**Input for this task:**
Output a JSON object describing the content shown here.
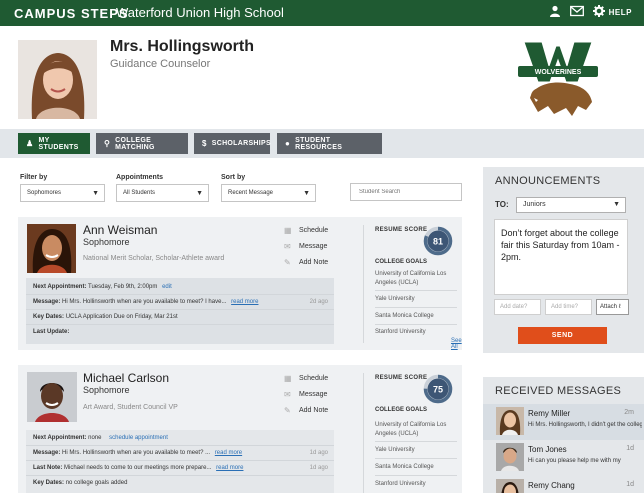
{
  "header": {
    "brand": "CAMPUS STEPS",
    "school": "Waterford Union High School",
    "help": "HELP"
  },
  "profile": {
    "name": "Mrs. Hollingsworth",
    "role": "Guidance Counselor"
  },
  "logo": {
    "text": "WOLVERINES"
  },
  "tabs": [
    {
      "label": "MY STUDENTS",
      "icon": "students-icon"
    },
    {
      "label": "COLLEGE MATCHING",
      "icon": "search-icon"
    },
    {
      "label": "SCHOLARSHIPS",
      "icon": "dollar-icon"
    },
    {
      "label": "STUDENT RESOURCES",
      "icon": "apple-icon"
    }
  ],
  "filters": {
    "filter_by": {
      "label": "Filter by",
      "value": "Sophomores"
    },
    "appointments": {
      "label": "Appointments",
      "value": "All Students"
    },
    "sort_by": {
      "label": "Sort by",
      "value": "Recent Message"
    },
    "search_placeholder": "Student Search"
  },
  "students": [
    {
      "name": "Ann Weisman",
      "grade": "Sophomore",
      "awards": "National Merit Scholar, Scholar-Athlete award",
      "actions": [
        "Schedule",
        "Message",
        "Add Note"
      ],
      "resume_label": "RESUME SCORE",
      "score": "81",
      "score_fraction": 0.81,
      "goals_label": "COLLEGE GOALS",
      "goals": [
        "University of California Los Angeles (UCLA)",
        "Yale University",
        "Santa Monica College",
        "Stanford University"
      ],
      "see_all": "See All",
      "next_appt_label": "Next Appointment:",
      "next_appt": "Tuesday, Feb 9th, 2:00pm",
      "next_appt_link": "edit",
      "message_label": "Message:",
      "message": "Hi Mrs. Hollinsworth when are you available to meet? I have...",
      "message_link": "read more",
      "message_ago": "2d ago",
      "key_dates_label": "Key Dates:",
      "key_dates": "UCLA Application Due on Friday, Mar 21st",
      "last_update_label": "Last Update:"
    },
    {
      "name": "Michael Carlson",
      "grade": "Sophomore",
      "awards": "Art Award, Student Council VP",
      "actions": [
        "Schedule",
        "Message",
        "Add Note"
      ],
      "resume_label": "RESUME SCORE",
      "score": "75",
      "score_fraction": 0.75,
      "goals_label": "COLLEGE GOALS",
      "goals": [
        "University of California Los Angeles (UCLA)",
        "Yale University",
        "Santa Monica College",
        "Stanford University"
      ],
      "next_appt_label": "Next Appointment:",
      "next_appt": "none",
      "next_appt_link": "schedule appointment",
      "message_label": "Message:",
      "message": "Hi Mrs. Hollinsworth when are you available to meet? ...",
      "message_link": "read more",
      "message_ago": "1d ago",
      "last_note_label": "Last Note:",
      "last_note": "Michael needs to come to our meetings more prepare...",
      "last_note_link": "read more",
      "last_note_ago": "1d ago",
      "key_dates_label": "Key Dates:",
      "key_dates": "no college goals added"
    }
  ],
  "announcements": {
    "title": "ANNOUNCEMENTS",
    "to_label": "TO:",
    "to_value": "Juniors",
    "message": "Don’t forget about the college fair this Saturday from 10am - 2pm.",
    "date_placeholder": "Add date?",
    "time_placeholder": "Add time?",
    "attach": "Attach",
    "send": "SEND"
  },
  "received": {
    "title": "RECEIVED MESSAGES",
    "messages": [
      {
        "name": "Remy Miller",
        "time": "2m",
        "text": "Hi Mrs. Hollingsworth, I didn't get the college handout the other d..."
      },
      {
        "name": "Tom Jones",
        "time": "1d",
        "text": "Hi can you please help me with my"
      },
      {
        "name": "Remy Chang",
        "time": "1d",
        "text": ""
      }
    ]
  },
  "colors": {
    "brand_green": "#1f5a32",
    "send_orange": "#e04e1b",
    "link_blue": "#2a6fb5"
  }
}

**Set task:** Check each line of the entries above, and show every one holding the word "when".

**Written solution:**
      "message": "Hi Mrs. Hollinsworth when are you available to meet? I have...",
      "message": "Hi Mrs. Hollinsworth when are you available to meet? ...",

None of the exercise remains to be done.